►
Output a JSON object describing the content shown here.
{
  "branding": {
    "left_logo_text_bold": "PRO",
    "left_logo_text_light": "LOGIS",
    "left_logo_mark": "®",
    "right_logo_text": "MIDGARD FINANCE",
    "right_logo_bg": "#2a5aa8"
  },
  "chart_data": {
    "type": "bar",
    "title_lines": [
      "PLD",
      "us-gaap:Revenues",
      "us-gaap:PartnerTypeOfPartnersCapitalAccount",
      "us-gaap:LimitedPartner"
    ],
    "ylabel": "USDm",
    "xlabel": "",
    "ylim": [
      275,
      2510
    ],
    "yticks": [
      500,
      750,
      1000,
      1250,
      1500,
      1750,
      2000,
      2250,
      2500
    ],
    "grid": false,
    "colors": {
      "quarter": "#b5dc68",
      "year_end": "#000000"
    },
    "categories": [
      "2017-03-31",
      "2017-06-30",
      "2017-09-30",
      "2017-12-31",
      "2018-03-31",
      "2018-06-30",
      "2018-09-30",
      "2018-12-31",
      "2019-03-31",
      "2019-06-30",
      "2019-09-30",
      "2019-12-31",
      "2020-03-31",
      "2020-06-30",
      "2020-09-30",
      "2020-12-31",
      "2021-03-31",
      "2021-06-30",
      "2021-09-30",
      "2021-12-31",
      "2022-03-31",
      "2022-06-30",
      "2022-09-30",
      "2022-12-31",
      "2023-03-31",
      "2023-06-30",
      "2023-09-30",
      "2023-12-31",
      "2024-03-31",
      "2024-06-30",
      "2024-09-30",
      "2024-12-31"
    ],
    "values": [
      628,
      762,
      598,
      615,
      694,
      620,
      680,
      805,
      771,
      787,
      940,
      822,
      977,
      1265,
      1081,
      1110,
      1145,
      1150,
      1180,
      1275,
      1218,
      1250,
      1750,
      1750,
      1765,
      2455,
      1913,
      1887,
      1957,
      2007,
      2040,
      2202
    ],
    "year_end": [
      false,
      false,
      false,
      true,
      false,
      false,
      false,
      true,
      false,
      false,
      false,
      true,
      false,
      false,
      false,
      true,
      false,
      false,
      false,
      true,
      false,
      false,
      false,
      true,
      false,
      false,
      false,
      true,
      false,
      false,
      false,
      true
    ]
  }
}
◄
►
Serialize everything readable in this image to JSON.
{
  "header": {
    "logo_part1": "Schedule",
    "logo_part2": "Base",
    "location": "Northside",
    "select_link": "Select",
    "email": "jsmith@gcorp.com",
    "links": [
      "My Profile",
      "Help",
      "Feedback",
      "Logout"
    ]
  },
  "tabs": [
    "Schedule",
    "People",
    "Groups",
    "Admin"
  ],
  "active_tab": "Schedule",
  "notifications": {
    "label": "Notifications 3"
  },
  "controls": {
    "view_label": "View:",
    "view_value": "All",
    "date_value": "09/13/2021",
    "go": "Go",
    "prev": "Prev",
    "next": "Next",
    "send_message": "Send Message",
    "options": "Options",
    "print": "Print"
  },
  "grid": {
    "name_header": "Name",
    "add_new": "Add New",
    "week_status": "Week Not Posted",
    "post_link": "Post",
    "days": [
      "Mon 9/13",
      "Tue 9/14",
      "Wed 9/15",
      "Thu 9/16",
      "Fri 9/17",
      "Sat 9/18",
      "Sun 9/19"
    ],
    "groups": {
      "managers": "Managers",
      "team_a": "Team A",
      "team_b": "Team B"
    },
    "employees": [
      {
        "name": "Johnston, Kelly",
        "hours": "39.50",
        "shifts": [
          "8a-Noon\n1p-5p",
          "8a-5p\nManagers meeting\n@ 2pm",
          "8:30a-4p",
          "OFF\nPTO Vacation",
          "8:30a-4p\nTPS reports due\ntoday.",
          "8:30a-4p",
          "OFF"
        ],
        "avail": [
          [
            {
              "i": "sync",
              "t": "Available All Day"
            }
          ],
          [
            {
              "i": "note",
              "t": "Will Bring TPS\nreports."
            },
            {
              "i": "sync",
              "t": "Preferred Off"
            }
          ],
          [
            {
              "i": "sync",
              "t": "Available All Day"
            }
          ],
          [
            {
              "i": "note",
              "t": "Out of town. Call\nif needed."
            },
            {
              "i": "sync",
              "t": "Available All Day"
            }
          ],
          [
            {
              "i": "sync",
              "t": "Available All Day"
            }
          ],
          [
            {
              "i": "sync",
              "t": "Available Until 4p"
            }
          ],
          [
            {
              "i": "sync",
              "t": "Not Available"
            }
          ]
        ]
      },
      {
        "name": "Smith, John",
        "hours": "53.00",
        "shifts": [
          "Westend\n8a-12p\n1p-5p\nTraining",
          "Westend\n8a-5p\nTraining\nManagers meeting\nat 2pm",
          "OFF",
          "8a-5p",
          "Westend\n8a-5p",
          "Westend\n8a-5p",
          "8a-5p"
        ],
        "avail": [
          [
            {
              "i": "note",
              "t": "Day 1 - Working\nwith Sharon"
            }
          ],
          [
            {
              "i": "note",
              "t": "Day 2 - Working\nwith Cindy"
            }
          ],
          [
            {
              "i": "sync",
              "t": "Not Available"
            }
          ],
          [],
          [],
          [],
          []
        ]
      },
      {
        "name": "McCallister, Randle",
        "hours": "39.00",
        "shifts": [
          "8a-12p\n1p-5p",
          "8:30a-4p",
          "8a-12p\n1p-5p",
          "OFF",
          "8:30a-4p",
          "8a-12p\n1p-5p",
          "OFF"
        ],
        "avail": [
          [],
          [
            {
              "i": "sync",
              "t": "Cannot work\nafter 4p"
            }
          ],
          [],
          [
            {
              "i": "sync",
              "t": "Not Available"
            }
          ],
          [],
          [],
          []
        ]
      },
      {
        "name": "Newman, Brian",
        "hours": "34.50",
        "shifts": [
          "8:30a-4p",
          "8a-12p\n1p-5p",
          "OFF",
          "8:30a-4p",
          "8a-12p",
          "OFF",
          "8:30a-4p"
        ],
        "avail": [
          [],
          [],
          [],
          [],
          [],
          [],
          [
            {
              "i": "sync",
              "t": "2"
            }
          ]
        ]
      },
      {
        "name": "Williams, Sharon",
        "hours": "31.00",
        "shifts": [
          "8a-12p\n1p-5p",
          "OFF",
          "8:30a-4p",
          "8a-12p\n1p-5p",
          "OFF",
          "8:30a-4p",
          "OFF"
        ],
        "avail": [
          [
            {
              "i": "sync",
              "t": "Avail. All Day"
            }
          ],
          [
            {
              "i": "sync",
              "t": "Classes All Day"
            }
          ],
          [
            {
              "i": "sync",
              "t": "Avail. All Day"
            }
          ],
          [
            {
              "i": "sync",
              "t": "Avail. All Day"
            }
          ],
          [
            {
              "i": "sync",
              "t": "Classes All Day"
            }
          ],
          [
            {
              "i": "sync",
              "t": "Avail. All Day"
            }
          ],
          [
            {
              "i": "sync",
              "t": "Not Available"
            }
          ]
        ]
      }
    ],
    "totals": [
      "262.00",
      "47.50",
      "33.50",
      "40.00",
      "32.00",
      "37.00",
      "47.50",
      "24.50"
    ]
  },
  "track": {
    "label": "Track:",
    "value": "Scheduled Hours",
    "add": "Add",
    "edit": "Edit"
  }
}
◄
GIVEN INSTRUCTION :: Every line of the listing that holds "meeting" should be found and copied.

ANSWER TO THE TASK ::
          "8a-5p\nManagers meeting\n@ 2pm",
          "Westend\n8a-5p\nTraining\nManagers meeting\nat 2pm",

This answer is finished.